(Dataset records)

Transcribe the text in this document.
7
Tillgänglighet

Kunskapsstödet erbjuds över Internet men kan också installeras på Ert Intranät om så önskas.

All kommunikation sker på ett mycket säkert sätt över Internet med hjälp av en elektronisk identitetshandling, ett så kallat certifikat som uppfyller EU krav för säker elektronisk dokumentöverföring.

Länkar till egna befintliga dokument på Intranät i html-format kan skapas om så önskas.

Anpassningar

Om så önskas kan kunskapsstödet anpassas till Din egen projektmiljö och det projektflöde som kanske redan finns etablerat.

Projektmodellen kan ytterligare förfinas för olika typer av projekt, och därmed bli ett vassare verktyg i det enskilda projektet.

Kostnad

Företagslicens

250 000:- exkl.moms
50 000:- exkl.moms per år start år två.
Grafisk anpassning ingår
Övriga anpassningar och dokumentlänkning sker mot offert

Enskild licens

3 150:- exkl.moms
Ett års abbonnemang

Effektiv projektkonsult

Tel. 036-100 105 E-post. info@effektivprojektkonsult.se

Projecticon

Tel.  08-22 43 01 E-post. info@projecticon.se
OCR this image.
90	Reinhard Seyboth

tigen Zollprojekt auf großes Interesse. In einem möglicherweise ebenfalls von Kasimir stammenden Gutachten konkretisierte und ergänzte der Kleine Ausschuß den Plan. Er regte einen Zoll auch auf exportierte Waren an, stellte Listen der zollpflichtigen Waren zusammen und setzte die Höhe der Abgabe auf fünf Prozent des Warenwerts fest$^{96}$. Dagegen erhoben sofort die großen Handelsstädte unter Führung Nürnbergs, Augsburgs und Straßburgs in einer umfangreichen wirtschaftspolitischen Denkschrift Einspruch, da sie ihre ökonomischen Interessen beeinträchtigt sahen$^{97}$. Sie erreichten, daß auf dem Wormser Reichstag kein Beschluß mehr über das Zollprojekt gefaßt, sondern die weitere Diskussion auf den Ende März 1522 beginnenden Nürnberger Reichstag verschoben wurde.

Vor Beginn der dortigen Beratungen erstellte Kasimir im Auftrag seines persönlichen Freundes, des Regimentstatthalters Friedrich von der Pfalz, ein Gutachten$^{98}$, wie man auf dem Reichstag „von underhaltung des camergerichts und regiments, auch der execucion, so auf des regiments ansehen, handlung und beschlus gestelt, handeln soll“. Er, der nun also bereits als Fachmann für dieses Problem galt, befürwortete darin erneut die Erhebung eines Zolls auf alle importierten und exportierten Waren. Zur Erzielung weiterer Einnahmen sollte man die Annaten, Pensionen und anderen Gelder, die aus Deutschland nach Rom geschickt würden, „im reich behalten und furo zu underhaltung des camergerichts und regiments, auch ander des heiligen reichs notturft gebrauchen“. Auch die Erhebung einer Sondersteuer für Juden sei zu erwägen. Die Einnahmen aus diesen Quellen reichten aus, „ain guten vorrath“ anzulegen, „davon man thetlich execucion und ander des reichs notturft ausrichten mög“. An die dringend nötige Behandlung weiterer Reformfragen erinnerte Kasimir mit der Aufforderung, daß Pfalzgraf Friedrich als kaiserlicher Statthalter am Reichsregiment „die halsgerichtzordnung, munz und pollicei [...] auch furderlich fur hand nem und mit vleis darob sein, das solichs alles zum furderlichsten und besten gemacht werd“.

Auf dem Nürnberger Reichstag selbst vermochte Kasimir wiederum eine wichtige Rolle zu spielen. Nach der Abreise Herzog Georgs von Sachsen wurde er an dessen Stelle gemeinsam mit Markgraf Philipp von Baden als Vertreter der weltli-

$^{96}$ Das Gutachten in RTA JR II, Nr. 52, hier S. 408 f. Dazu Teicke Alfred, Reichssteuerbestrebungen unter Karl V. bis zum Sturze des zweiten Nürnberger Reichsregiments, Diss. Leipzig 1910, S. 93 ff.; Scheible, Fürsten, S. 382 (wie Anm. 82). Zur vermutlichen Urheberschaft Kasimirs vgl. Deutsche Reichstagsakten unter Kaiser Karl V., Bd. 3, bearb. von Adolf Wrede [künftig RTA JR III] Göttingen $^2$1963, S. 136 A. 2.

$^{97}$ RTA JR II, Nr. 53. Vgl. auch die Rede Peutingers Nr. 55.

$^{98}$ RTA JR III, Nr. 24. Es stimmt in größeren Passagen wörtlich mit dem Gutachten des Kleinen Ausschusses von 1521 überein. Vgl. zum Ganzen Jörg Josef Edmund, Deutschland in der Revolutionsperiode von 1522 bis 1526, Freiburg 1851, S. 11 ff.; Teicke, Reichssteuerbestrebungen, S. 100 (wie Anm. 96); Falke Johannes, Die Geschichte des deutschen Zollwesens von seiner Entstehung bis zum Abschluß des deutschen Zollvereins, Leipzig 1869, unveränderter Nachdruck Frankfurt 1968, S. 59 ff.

(What this task involves)
Reproduce all of the data exactly as given.

(Solution to the problem)
Transcribe the text in this document.
7
Tillgänglighet

Kunskapsstödet erbjuds över Internet men kan också installeras på Ert Intranät om så önskas.

All kommunikation sker på ett mycket säkert sätt över Internet med hjälp av en elektronisk identitetshandling, ett så kallat certifikat som uppfyller EU krav för säker elektronisk dokumentöverföring.

Länkar till egna befintliga dokument på Intranät i html-format kan skapas om så önskas.

Anpassningar

Om så önskas kan kunskapsstödet anpassas till Din egen projektmiljö och det projektflöde som kanske redan finns etablerat.

Projektmodellen kan ytterligare förfinas för olika typer av projekt, och därmed bli ett vassare verktyg i det enskilda projektet.

Kostnad

Företagslicens

250 000:- exkl.moms
50 000:- exkl.moms per år start år två.
Grafisk anpassning ingår
Övriga anpassningar och dokumentlänkning sker mot offert

Enskild licens

3 150:- exkl.moms
Ett års abbonnemang

Effektiv projektkonsult

Tel. 036-100 105 E-post. info@effektivprojektkonsult.se

Projecticon

Tel.  08-22 43 01 E-post. info@projecticon.se
OCR this image.
90	Reinhard Seyboth

tigen Zollprojekt auf großes Interesse. In einem möglicherweise ebenfalls von Kasimir stammenden Gutachten konkretisierte und ergänzte der Kleine Ausschuß den Plan. Er regte einen Zoll auch auf exportierte Waren an, stellte Listen der zollpflichtigen Waren zusammen und setzte die Höhe der Abgabe auf fünf Prozent des Warenwerts fest$^{96}$. Dagegen erhoben sofort die großen Handelsstädte unter Führung Nürnbergs, Augsburgs und Straßburgs in einer umfangreichen wirtschaftspolitischen Denkschrift Einspruch, da sie ihre ökonomischen Interessen beeinträchtigt sahen$^{97}$. Sie erreichten, daß auf dem Wormser Reichstag kein Beschluß mehr über das Zollprojekt gefaßt, sondern die weitere Diskussion auf den Ende März 1522 beginnenden Nürnberger Reichstag verschoben wurde.

Vor Beginn der dortigen Beratungen erstellte Kasimir im Auftrag seines persönlichen Freundes, des Regimentstatthalters Friedrich von der Pfalz, ein Gutachten$^{98}$, wie man auf dem Reichstag „von underhaltung des camergerichts und regiments, auch der execucion, so auf des regiments ansehen, handlung und beschlus gestelt, handeln soll“. Er, der nun also bereits als Fachmann für dieses Problem galt, befürwortete darin erneut die Erhebung eines Zolls auf alle importierten und exportierten Waren. Zur Erzielung weiterer Einnahmen sollte man die Annaten, Pensionen und anderen Gelder, die aus Deutschland nach Rom geschickt würden, „im reich behalten und furo zu underhaltung des camergerichts und regiments, auch ander des heiligen reichs notturft gebrauchen“. Auch die Erhebung einer Sondersteuer für Juden sei zu erwägen. Die Einnahmen aus diesen Quellen reichten aus, „ain guten vorrath“ anzulegen, „davon man thetlich execucion und ander des reichs notturft ausrichten mög“. An die dringend nötige Behandlung weiterer Reformfragen erinnerte Kasimir mit der Aufforderung, daß Pfalzgraf Friedrich als kaiserlicher Statthalter am Reichsregiment „die halsgerichtzordnung, munz und pollicei [...] auch furderlich fur hand nem und mit vleis darob sein, das solichs alles zum furderlichsten und besten gemacht werd“.

Auf dem Nürnberger Reichstag selbst vermochte Kasimir wiederum eine wichtige Rolle zu spielen. Nach der Abreise Herzog Georgs von Sachsen wurde er an dessen Stelle gemeinsam mit Markgraf Philipp von Baden als Vertreter der weltli-

$^{96}$ Das Gutachten in RTA JR II, Nr. 52, hier S. 408 f. Dazu Teicke Alfred, Reichssteuerbestrebungen unter Karl V. bis zum Sturze des zweiten Nürnberger Reichsregiments, Diss. Leipzig 1910, S. 93 ff.; Scheible, Fürsten, S. 382 (wie Anm. 82). Zur vermutlichen Urheberschaft Kasimirs vgl. Deutsche Reichstagsakten unter Kaiser Karl V., Bd. 3, bearb. von Adolf Wrede [künftig RTA JR III] Göttingen $^2$1963, S. 136 A. 2.

$^{97}$ RTA JR II, Nr. 53. Vgl. auch die Rede Peutingers Nr. 55.

$^{98}$ RTA JR III, Nr. 24. Es stimmt in größeren Passagen wörtlich mit dem Gutachten des Kleinen Ausschusses von 1521 überein. Vgl. zum Ganzen Jörg Josef Edmund, Deutschland in der Revolutionsperiode von 1522 bis 1526, Freiburg 1851, S. 11 ff.; Teicke, Reichssteuerbestrebungen, S. 100 (wie Anm. 96); Falke Johannes, Die Geschichte des deutschen Zollwesens von seiner Entstehung bis zum Abschluß des deutschen Zollvereins, Leipzig 1869, unveränderter Nachdruck Frankfurt 1968, S. 59 ff.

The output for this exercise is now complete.